Your objective –
Below are some records. Pull every line that contains the word "Worth".

Data listing –
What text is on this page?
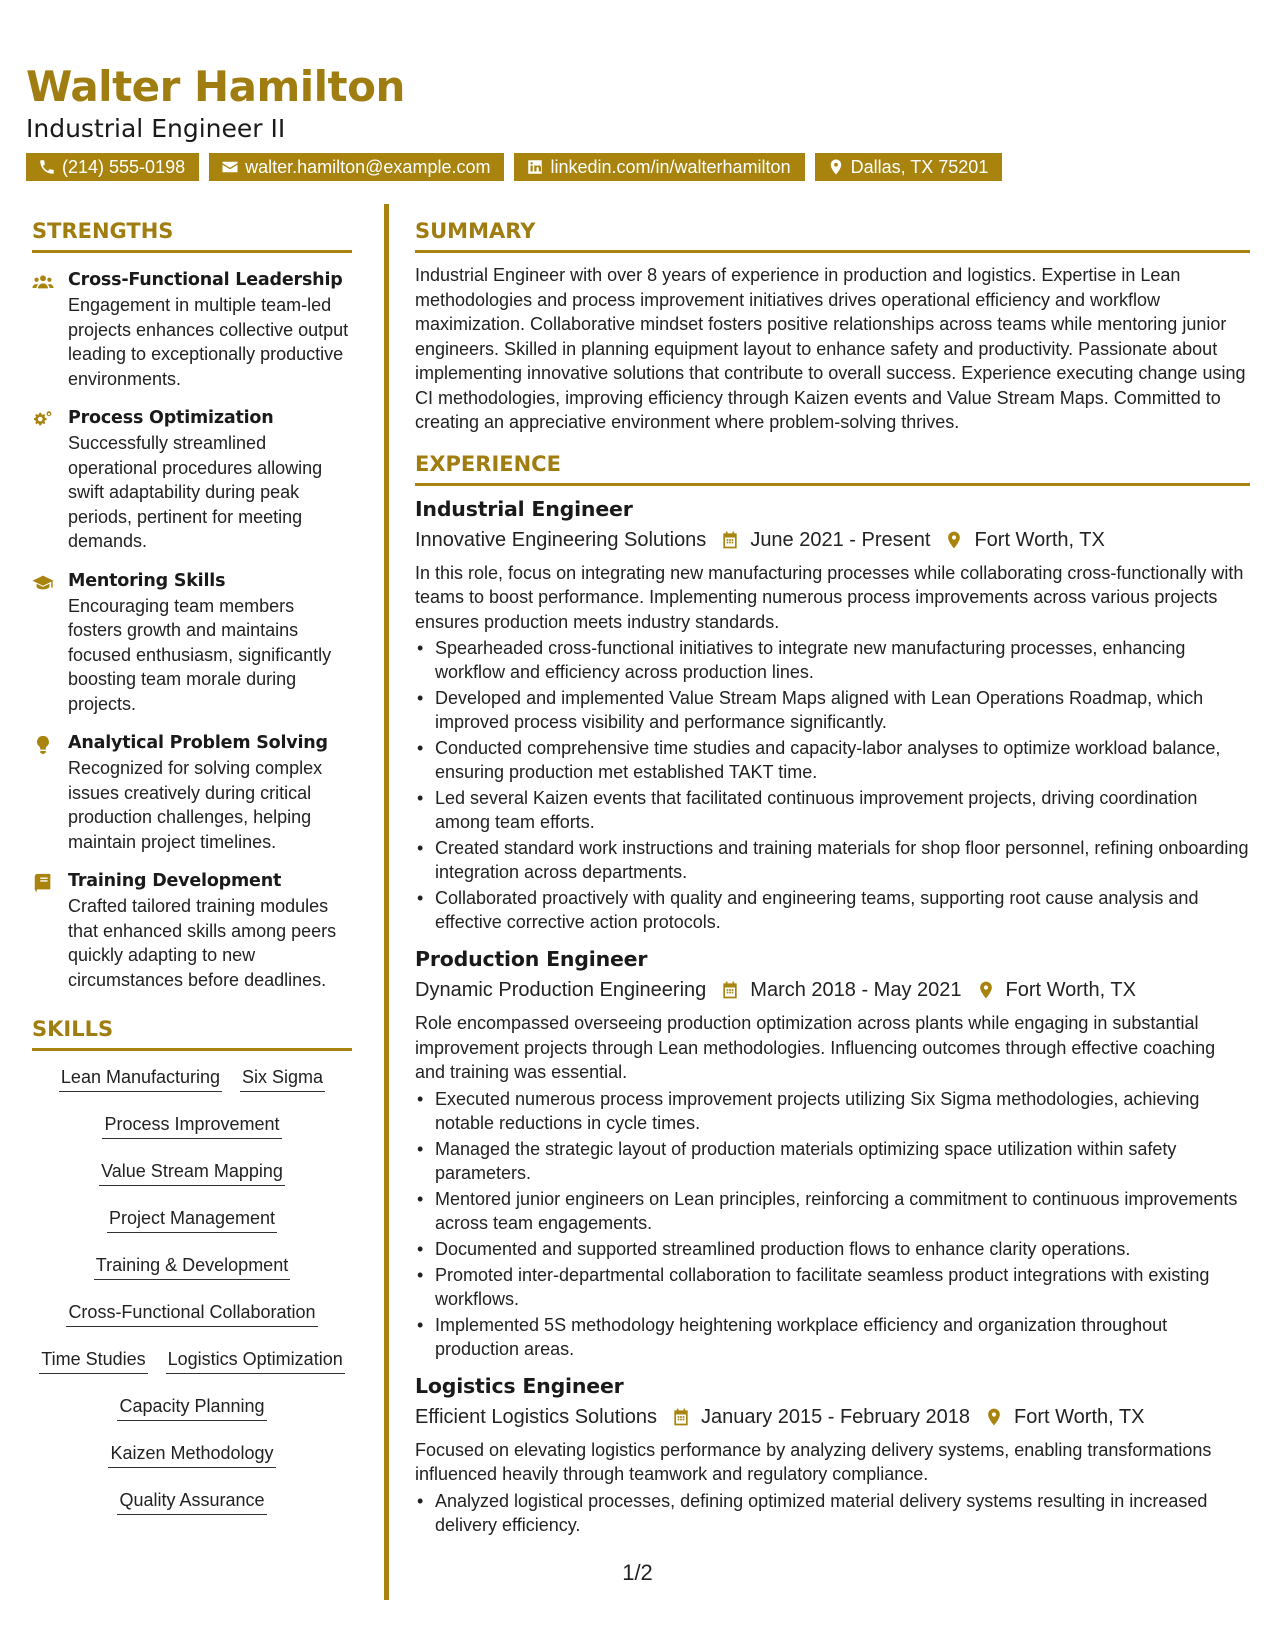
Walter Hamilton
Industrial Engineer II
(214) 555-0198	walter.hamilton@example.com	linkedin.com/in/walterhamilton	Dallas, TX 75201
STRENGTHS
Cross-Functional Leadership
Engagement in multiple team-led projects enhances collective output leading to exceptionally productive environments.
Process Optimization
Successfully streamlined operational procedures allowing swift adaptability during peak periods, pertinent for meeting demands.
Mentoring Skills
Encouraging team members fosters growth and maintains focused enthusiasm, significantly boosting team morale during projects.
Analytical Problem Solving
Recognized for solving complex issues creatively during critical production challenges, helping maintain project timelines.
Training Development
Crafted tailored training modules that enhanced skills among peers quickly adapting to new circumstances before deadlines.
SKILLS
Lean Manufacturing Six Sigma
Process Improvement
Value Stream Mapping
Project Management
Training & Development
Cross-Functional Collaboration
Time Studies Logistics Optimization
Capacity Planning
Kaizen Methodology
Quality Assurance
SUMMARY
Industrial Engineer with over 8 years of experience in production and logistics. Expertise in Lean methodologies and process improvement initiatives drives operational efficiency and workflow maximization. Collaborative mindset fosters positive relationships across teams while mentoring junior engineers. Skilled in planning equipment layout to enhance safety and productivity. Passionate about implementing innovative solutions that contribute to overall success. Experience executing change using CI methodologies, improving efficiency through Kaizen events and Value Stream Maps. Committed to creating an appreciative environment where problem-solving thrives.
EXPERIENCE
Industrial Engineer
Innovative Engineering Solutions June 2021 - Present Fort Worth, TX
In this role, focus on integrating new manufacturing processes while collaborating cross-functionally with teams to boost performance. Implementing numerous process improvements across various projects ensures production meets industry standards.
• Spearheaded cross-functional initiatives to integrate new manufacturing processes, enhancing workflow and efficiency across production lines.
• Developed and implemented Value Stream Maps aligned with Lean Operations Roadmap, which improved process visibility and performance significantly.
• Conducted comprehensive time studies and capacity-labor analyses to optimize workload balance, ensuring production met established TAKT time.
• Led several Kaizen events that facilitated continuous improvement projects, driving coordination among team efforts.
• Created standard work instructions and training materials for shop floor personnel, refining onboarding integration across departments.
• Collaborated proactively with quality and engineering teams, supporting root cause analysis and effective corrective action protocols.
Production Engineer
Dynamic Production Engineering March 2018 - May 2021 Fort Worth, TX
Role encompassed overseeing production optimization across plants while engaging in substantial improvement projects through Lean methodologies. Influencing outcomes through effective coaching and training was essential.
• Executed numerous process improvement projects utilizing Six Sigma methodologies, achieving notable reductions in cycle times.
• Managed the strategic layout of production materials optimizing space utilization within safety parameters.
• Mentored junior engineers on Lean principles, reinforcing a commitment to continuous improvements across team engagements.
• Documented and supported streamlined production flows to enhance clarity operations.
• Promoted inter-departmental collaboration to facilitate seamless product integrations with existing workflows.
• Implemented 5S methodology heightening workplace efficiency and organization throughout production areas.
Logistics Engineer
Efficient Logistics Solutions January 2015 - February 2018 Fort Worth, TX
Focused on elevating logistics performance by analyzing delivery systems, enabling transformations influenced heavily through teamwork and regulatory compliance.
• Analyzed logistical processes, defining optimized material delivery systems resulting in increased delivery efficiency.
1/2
--
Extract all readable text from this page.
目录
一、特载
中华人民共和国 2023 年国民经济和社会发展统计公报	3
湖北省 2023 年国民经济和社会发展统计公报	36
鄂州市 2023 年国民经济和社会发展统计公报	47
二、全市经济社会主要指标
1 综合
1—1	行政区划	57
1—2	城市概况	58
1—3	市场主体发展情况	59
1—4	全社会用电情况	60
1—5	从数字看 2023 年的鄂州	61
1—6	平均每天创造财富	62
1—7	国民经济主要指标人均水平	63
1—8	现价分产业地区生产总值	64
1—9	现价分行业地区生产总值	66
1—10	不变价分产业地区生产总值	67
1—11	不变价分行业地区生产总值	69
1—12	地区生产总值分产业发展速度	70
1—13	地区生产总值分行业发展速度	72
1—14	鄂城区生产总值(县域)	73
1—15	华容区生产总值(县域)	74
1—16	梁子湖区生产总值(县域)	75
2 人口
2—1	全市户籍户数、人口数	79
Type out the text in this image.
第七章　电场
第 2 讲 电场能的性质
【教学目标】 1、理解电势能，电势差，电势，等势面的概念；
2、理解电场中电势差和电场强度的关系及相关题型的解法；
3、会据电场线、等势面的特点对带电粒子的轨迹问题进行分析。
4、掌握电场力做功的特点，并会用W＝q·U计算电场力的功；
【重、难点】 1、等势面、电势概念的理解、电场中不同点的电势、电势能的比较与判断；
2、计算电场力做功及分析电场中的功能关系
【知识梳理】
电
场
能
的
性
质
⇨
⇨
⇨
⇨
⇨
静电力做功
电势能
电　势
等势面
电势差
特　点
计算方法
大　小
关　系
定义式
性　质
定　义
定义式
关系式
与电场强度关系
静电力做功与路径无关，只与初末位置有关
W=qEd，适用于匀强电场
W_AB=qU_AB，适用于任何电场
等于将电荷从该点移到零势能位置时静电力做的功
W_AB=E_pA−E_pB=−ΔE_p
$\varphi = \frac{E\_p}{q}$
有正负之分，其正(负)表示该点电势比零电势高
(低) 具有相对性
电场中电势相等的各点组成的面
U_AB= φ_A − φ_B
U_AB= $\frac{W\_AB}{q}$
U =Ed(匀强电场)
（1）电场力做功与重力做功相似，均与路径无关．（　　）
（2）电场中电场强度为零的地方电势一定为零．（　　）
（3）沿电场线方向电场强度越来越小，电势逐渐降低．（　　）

Complete output –
Innovative Engineering Solutions June 2021 - Present Fort Worth, TX
Dynamic Production Engineering March 2018 - May 2021 Fort Worth, TX
Efficient Logistics Solutions January 2015 - February 2018 Fort Worth, TX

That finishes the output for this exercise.